Data entries
---*---

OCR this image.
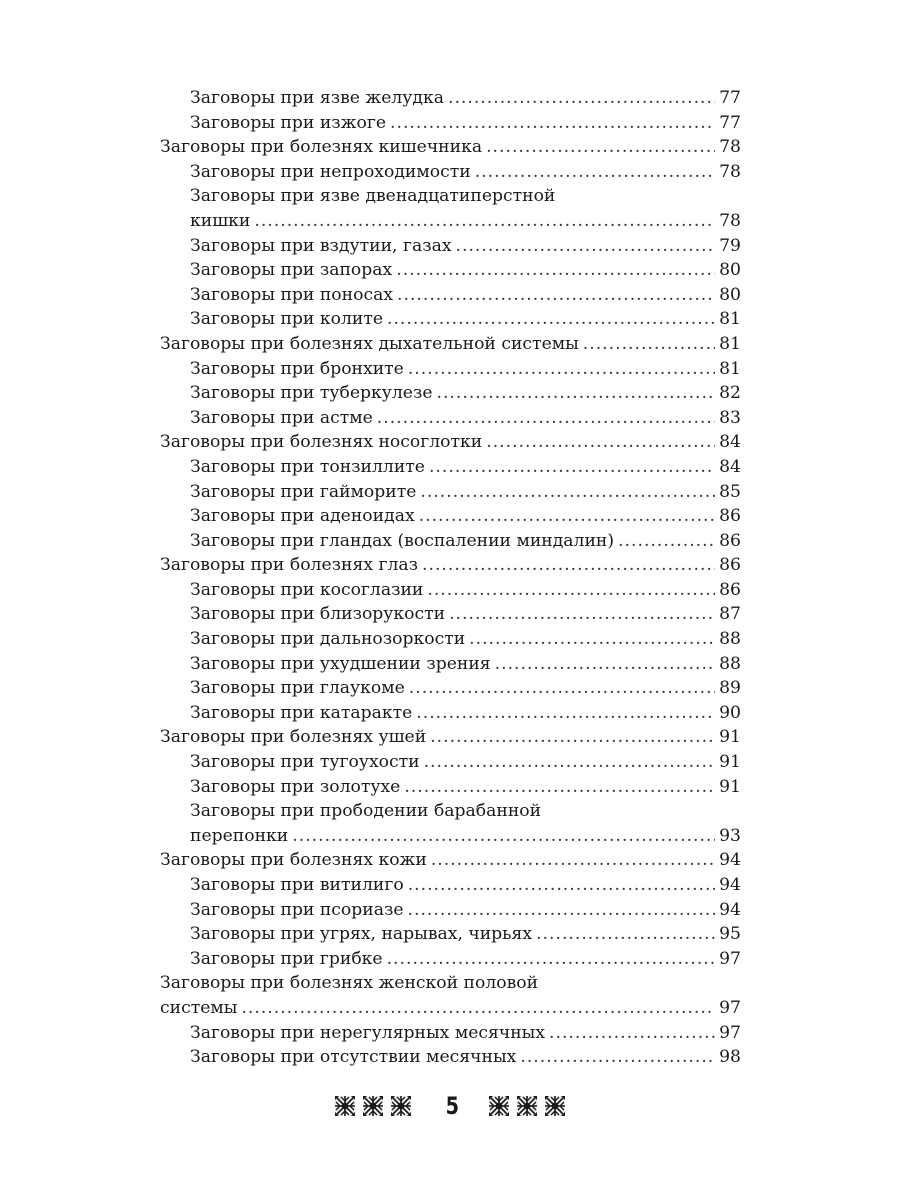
Заговоры при язве желудка .....	77
Заговоры при изжоге .....	77
Заговоры при болезнях кишечника .....	78
Заговоры при непроходимости .....	78
Заговоры при язве двенадцатиперстной
кишки .....	78
Заговоры при вздутии, газах .....	79
Заговоры при запорах .....	80
Заговоры при поносах .....	80
Заговоры при колите .....	81
Заговоры при болезнях дыхательной системы .....	81
Заговоры при бронхите .....	81
Заговоры при туберкулезе .....	82
Заговоры при астме .....	83
Заговоры при болезнях носоглотки .....	84
Заговоры при тонзиллите .....	84
Заговоры при гайморите .....	85
Заговоры при аденоидах .....	86
Заговоры при гландах (воспалении миндалин) .....	86
Заговоры при болезнях глаз .....	86
Заговоры при косоглазии .....	86
Заговоры при близорукости .....	87
Заговоры при дальнозоркости .....	88
Заговоры при ухудшении зрения .....	88
Заговоры при глаукоме .....	89
Заговоры при катаракте .....	90
Заговоры при болезнях ушей .....	91
Заговоры при тугоухости .....	91
Заговоры при золотухе .....	91
Заговоры при прободении барабанной
перепонки .....	93
Заговоры при болезнях кожи .....	94
Заговоры при витилиго .....	94
Заговоры при псориазе .....	94
Заговоры при угрях, нарывах, чирьях .....	95
Заговоры при грибке .....	97
Заговоры при болезнях женской половой
системы .....	97
Заговоры при нерегулярных месячных .....	97
Заговоры при отсутствии месячных .....	98
5
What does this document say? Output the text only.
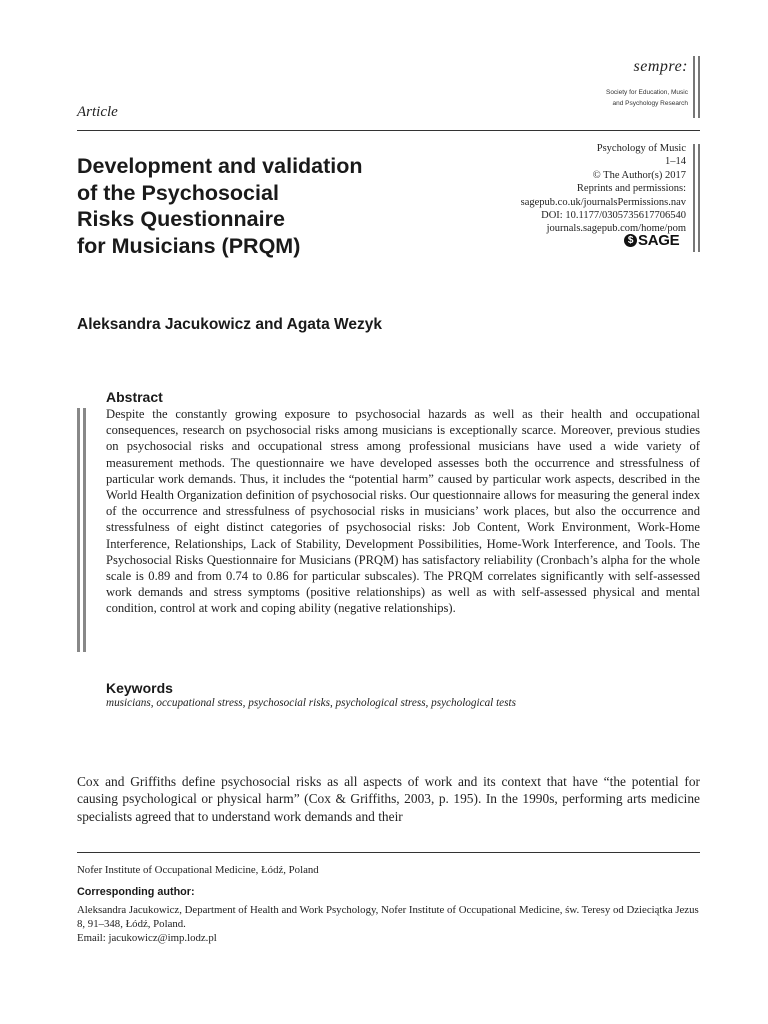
sempre:
Society for Education, Music
and Psychology Research
Article
Development and validation
of the Psychosocial
Risks Questionnaire
for Musicians (PRQM)
Psychology of Music
1–14
© The Author(s) 2017
Reprints and permissions:
sagepub.co.uk/journalsPermissions.nav
DOI: 10.1177/0305735617706540
journals.sagepub.com/home/pom
$ SAGE
Aleksandra Jacukowicz and Agata Wezyk
Abstract
Despite the constantly growing exposure to psychosocial hazards as well as their health and occupational consequences, research on psychosocial risks among musicians is exceptionally scarce. Moreover, previous studies on psychosocial risks and occupational stress among professional musicians have used a wide variety of measurement methods. The questionnaire we have developed assesses both the occurrence and stressfulness of particular work demands. Thus, it includes the “potential harm” caused by particular work aspects, described in the World Health Organization definition of psychosocial risks. Our questionnaire allows for measuring the general index of the occurrence and stressfulness of psychosocial risks in musicians’ work places, but also the occurrence and stressfulness of eight distinct categories of psychosocial risks: Job Content, Work Environment, Work-Home Interference, Relationships, Lack of Stability, Development Possibilities, Home-Work Interference, and Tools. The Psychosocial Risks Questionnaire for Musicians (PRQM) has satisfactory reliability (Cronbach’s alpha for the whole scale is 0.89 and from 0.74 to 0.86 for particular subscales). The PRQM correlates significantly with self-assessed work demands and stress symptoms (positive relationships) as well as with self-assessed physical and mental condition, control at work and coping ability (negative relationships).
Keywords
musicians, occupational stress, psychosocial risks, psychological stress, psychological tests
Cox and Griffiths define psychosocial risks as all aspects of work and its context that have “the potential for causing psychological or physical harm” (Cox & Griffiths, 2003, p. 195). In the 1990s, performing arts medicine specialists agreed that to understand work demands and their
Nofer Institute of Occupational Medicine, Łódź, Poland
Corresponding author:
Aleksandra Jacukowicz, Department of Health and Work Psychology, Nofer Institute of Occupational Medicine, św. Teresy od Dzieciątka Jezus 8, 91–348, Łódź, Poland.
Email: jacukowicz@imp.lodz.pl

---*---

Give the material again exactly as it is, but keep the pictures out.

[Exercise result]:
OCR this image.
Заговоры при язве желудка .....	77
Заговоры при изжоге .....	77
Заговоры при болезнях кишечника .....	78
Заговоры при непроходимости .....	78
Заговоры при язве двенадцатиперстной
кишки .....	78
Заговоры при вздутии, газах .....	79
Заговоры при запорах .....	80
Заговоры при поносах .....	80
Заговоры при колите .....	81
Заговоры при болезнях дыхательной системы .....	81
Заговоры при бронхите .....	81
Заговоры при туберкулезе .....	82
Заговоры при астме .....	83
Заговоры при болезнях носоглотки .....	84
Заговоры при тонзиллите .....	84
Заговоры при гайморите .....	85
Заговоры при аденоидах .....	86
Заговоры при гландах (воспалении миндалин) .....	86
Заговоры при болезнях глаз .....	86
Заговоры при косоглазии .....	86
Заговоры при близорукости .....	87
Заговоры при дальнозоркости .....	88
Заговоры при ухудшении зрения .....	88
Заговоры при глаукоме .....	89
Заговоры при катаракте .....	90
Заговоры при болезнях ушей .....	91
Заговоры при тугоухости .....	91
Заговоры при золотухе .....	91
Заговоры при прободении барабанной
перепонки .....	93
Заговоры при болезнях кожи .....	94
Заговоры при витилиго .....	94
Заговоры при псориазе .....	94
Заговоры при угрях, нарывах, чирьях .....	95
Заговоры при грибке .....	97
Заговоры при болезнях женской половой
системы .....	97
Заговоры при нерегулярных месячных .....	97
Заговоры при отсутствии месячных .....	98
5
What does this document say? Output the text only.
sempre:
Society for Education, Music
and Psychology Research
Article
Development and validation
of the Psychosocial
Risks Questionnaire
for Musicians (PRQM)
Psychology of Music
1–14
© The Author(s) 2017
Reprints and permissions:
sagepub.co.uk/journalsPermissions.nav
DOI: 10.1177/0305735617706540
journals.sagepub.com/home/pom
$ SAGE
Aleksandra Jacukowicz and Agata Wezyk
Abstract
Despite the constantly growing exposure to psychosocial hazards as well as their health and occupational consequences, research on psychosocial risks among musicians is exceptionally scarce. Moreover, previous studies on psychosocial risks and occupational stress among professional musicians have used a wide variety of measurement methods. The questionnaire we have developed assesses both the occurrence and stressfulness of particular work demands. Thus, it includes the “potential harm” caused by particular work aspects, described in the World Health Organization definition of psychosocial risks. Our questionnaire allows for measuring the general index of the occurrence and stressfulness of psychosocial risks in musicians’ work places, but also the occurrence and stressfulness of eight distinct categories of psychosocial risks: Job Content, Work Environment, Work-Home Interference, Relationships, Lack of Stability, Development Possibilities, Home-Work Interference, and Tools. The Psychosocial Risks Questionnaire for Musicians (PRQM) has satisfactory reliability (Cronbach’s alpha for the whole scale is 0.89 and from 0.74 to 0.86 for particular subscales). The PRQM correlates significantly with self-assessed work demands and stress symptoms (positive relationships) as well as with self-assessed physical and mental condition, control at work and coping ability (negative relationships).
Keywords
musicians, occupational stress, psychosocial risks, psychological stress, psychological tests
Cox and Griffiths define psychosocial risks as all aspects of work and its context that have “the potential for causing psychological or physical harm” (Cox & Griffiths, 2003, p. 195). In the 1990s, performing arts medicine specialists agreed that to understand work demands and their
Nofer Institute of Occupational Medicine, Łódź, Poland
Corresponding author:
Aleksandra Jacukowicz, Department of Health and Work Psychology, Nofer Institute of Occupational Medicine, św. Teresy od Dzieciątka Jezus 8, 91–348, Łódź, Poland.
Email: jacukowicz@imp.lodz.pl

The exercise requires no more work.